Across all the records, filter for lines with the word "structure" and copy them.

(Dataset listings of figures)
========

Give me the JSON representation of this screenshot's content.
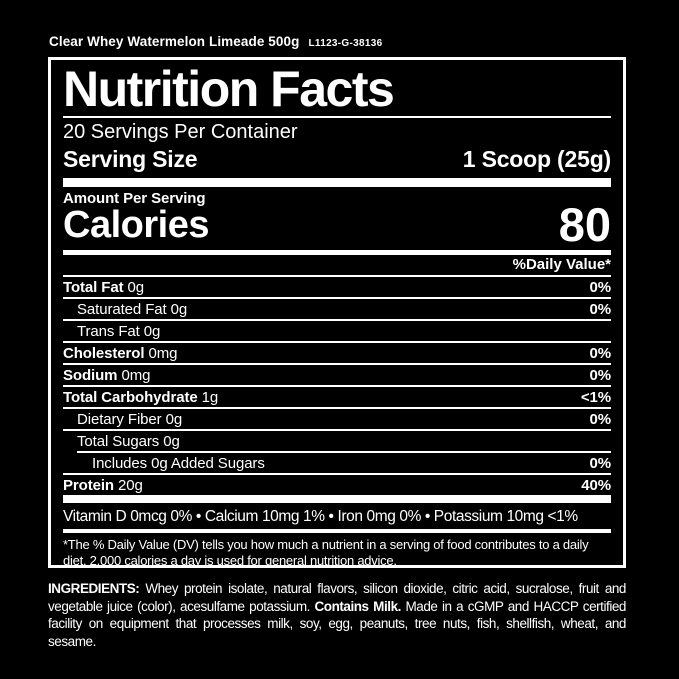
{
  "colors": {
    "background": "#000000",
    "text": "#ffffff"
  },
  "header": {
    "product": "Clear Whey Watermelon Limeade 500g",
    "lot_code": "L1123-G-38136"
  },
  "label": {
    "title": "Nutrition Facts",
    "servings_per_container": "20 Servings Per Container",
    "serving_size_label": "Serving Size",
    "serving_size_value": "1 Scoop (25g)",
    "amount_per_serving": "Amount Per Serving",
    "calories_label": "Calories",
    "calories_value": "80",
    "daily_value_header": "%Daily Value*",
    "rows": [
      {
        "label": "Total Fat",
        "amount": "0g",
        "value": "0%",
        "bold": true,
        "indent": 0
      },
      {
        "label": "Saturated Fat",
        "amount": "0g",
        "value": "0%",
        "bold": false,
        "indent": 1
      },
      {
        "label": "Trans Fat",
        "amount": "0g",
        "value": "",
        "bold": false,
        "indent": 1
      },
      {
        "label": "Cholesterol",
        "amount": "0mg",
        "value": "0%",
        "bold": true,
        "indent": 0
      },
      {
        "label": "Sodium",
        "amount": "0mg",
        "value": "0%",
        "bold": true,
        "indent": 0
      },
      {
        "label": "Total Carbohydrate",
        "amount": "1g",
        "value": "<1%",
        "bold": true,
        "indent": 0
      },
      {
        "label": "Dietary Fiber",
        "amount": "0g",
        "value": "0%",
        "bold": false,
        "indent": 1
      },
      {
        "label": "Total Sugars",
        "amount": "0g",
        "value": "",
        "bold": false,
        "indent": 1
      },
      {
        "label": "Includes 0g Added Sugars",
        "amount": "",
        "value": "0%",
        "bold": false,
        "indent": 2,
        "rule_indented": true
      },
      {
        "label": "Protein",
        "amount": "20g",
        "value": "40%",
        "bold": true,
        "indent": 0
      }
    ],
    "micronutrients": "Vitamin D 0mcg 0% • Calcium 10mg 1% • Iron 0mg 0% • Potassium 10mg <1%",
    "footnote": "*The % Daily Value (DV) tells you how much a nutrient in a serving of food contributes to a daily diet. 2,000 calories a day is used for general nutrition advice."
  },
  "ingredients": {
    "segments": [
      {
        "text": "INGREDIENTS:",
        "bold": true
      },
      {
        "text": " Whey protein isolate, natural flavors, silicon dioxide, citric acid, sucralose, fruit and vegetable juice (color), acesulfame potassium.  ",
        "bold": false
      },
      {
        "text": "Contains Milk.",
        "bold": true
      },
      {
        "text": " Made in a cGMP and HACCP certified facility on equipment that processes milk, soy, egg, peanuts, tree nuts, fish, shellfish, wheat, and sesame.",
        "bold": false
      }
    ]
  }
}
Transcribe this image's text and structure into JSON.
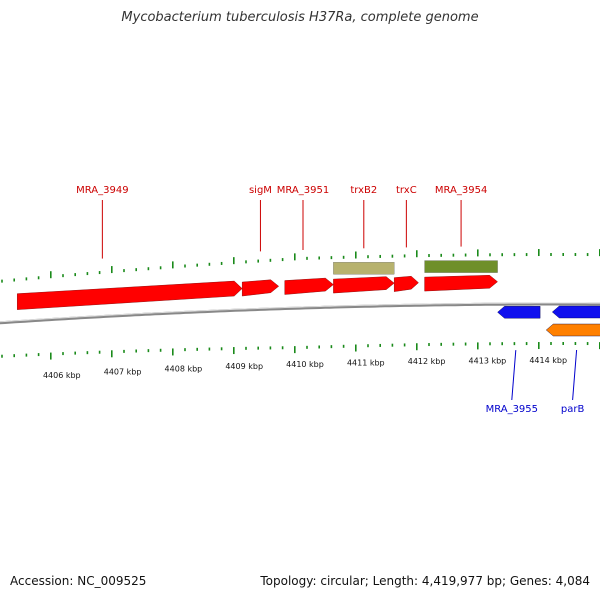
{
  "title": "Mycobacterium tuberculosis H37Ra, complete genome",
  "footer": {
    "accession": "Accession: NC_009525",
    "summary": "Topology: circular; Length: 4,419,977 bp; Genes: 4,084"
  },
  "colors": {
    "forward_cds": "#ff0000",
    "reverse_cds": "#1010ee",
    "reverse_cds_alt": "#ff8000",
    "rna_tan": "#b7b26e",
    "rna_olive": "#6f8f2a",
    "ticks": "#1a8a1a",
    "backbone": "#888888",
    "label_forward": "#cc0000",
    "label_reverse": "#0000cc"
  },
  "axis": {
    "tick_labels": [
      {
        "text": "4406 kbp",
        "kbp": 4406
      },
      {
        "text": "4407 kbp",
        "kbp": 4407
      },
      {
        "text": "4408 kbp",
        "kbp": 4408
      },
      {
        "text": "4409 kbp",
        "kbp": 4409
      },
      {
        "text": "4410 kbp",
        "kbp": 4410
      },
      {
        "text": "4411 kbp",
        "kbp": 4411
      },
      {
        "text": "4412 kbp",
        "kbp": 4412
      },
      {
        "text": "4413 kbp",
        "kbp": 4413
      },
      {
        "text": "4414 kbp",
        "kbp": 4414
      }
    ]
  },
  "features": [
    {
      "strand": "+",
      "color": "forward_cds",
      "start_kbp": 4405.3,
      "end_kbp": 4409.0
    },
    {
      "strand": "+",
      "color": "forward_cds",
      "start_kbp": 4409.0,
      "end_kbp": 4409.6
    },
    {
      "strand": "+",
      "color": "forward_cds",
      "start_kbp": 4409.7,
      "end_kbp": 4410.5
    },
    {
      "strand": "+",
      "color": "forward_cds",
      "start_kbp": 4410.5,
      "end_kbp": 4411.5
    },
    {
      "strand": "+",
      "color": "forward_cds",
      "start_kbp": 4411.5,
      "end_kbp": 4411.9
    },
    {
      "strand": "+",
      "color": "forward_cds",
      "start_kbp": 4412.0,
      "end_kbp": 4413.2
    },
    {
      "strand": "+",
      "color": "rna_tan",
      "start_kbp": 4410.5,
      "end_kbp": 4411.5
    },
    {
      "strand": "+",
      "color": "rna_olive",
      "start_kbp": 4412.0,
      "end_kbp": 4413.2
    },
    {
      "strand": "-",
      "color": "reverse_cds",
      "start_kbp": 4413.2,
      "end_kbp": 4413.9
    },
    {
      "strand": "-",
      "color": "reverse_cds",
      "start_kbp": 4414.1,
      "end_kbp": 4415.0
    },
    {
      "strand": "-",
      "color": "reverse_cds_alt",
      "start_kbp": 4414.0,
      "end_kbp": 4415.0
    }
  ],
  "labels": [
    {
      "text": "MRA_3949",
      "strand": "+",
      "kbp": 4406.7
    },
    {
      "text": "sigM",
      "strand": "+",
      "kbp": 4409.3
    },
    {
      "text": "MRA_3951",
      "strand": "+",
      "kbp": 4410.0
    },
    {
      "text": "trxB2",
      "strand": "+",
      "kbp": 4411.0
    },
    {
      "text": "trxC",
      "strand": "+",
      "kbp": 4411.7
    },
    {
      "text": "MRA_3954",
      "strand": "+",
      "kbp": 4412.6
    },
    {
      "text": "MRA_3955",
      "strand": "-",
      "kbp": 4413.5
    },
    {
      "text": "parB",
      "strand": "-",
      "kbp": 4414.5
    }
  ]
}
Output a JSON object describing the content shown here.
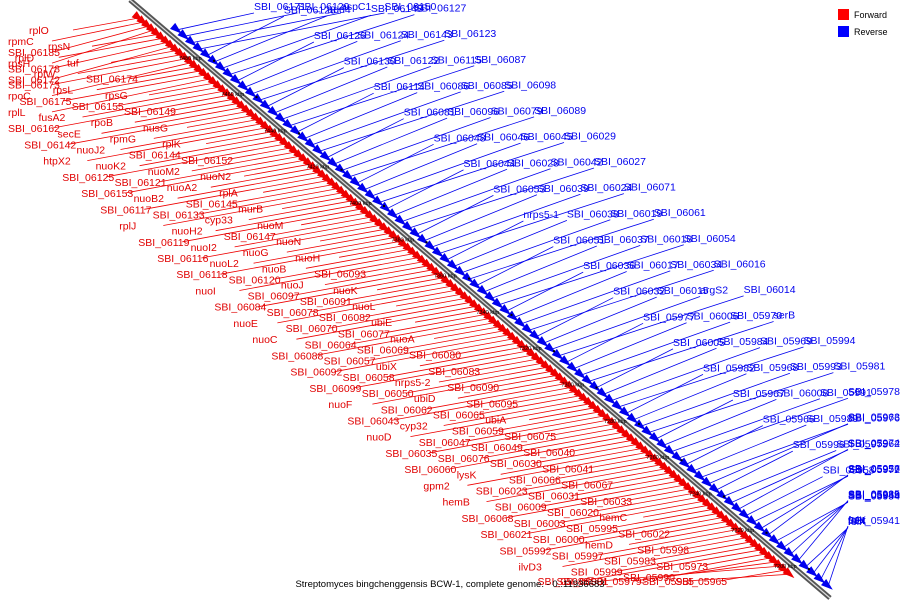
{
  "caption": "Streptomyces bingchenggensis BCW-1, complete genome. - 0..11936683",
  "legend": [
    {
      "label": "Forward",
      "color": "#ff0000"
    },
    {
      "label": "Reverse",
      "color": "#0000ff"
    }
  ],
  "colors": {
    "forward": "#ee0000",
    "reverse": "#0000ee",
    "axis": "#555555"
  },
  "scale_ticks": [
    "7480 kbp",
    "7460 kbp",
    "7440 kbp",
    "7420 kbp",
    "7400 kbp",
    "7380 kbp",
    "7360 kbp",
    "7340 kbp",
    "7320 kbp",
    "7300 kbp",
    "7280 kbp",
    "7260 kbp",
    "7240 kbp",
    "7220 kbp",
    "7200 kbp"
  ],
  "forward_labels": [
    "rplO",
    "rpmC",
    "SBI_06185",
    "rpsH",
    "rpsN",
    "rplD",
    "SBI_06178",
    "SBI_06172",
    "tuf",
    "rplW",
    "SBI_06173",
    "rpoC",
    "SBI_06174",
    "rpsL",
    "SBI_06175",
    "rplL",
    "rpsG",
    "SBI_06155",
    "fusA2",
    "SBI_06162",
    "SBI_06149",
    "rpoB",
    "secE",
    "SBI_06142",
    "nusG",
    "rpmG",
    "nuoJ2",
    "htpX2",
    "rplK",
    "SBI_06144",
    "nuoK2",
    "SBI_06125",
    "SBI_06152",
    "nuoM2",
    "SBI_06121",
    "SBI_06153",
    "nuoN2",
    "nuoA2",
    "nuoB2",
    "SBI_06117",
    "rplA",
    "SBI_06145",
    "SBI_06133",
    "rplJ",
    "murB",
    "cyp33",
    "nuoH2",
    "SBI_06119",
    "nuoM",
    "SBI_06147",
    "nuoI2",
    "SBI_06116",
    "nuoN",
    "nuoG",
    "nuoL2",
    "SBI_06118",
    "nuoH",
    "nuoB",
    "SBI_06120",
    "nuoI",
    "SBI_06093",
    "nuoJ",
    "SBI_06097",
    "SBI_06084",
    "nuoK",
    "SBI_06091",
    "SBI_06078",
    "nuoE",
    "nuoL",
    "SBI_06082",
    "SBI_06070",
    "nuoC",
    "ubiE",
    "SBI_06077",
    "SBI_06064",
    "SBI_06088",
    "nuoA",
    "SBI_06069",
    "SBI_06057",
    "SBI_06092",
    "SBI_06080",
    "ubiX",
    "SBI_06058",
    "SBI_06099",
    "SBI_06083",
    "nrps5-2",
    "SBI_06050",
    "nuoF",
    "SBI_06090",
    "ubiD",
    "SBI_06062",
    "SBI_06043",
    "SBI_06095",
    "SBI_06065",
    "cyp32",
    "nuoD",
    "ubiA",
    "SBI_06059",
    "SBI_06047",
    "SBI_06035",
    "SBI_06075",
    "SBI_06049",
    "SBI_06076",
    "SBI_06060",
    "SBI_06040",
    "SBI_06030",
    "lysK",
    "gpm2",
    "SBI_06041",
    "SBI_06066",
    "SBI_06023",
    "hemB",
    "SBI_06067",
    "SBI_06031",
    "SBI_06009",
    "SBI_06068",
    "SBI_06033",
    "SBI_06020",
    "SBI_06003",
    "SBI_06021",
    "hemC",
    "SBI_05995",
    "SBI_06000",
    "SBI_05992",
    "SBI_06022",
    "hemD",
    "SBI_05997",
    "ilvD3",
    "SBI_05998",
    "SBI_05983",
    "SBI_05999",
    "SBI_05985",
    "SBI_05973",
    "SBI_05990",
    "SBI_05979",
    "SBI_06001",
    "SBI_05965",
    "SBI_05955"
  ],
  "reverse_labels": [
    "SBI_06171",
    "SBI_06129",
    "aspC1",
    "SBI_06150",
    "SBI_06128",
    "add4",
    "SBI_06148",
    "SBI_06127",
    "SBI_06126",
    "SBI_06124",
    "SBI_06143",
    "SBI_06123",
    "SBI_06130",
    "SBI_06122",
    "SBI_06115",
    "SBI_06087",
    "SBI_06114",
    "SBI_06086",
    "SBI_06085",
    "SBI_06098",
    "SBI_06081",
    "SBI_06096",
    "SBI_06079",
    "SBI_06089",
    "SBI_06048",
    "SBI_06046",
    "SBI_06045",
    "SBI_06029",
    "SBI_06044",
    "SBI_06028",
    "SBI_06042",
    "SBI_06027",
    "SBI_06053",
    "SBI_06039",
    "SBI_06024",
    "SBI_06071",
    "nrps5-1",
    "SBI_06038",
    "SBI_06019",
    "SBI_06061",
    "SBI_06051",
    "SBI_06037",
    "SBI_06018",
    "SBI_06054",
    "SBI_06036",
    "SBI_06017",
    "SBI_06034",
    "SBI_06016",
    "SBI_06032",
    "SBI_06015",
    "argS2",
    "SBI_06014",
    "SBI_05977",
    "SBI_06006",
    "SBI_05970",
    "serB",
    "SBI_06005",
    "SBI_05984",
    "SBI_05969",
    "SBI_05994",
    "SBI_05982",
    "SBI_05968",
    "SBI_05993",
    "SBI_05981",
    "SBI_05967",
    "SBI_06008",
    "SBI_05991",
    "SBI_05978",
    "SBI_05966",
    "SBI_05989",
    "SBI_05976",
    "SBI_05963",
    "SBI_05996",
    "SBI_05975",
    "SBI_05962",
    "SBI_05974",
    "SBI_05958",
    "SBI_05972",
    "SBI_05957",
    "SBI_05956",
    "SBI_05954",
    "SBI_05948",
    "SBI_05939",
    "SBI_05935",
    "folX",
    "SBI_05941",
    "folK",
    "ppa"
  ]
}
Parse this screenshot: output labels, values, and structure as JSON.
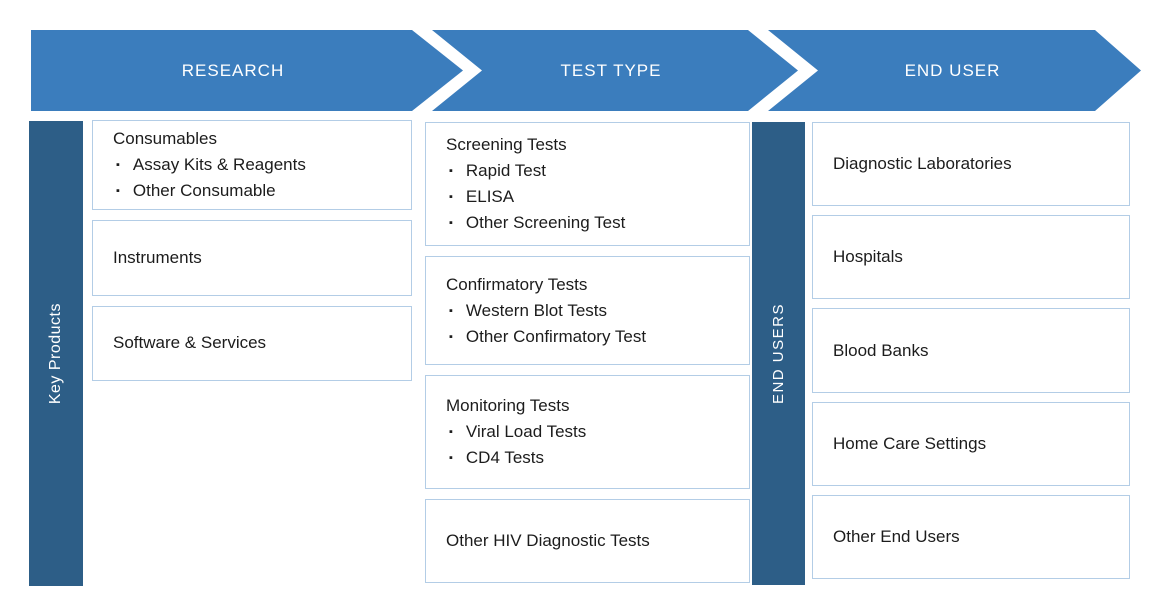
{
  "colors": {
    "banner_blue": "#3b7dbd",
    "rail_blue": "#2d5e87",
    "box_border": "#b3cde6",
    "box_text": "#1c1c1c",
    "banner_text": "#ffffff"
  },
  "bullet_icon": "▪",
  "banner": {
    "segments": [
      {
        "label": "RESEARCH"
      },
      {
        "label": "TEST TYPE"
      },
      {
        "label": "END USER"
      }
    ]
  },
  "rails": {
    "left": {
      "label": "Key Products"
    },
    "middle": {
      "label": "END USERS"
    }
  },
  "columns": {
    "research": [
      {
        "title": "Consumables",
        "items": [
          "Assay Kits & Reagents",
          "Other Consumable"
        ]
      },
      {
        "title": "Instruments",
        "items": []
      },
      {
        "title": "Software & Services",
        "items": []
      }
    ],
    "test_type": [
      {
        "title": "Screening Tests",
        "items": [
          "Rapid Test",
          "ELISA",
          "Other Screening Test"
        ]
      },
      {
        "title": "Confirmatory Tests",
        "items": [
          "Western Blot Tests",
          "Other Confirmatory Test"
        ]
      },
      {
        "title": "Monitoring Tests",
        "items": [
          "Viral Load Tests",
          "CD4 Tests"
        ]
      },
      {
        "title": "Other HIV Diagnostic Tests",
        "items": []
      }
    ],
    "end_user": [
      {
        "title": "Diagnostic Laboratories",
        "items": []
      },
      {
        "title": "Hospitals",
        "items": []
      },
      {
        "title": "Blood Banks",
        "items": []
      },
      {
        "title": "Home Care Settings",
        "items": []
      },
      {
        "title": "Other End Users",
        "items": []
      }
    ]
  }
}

========

EXERCISE OUTPUT:
Transcribe this image's text and structure into JSON.
Parse this screenshot: output labels, values, and structure as JSON.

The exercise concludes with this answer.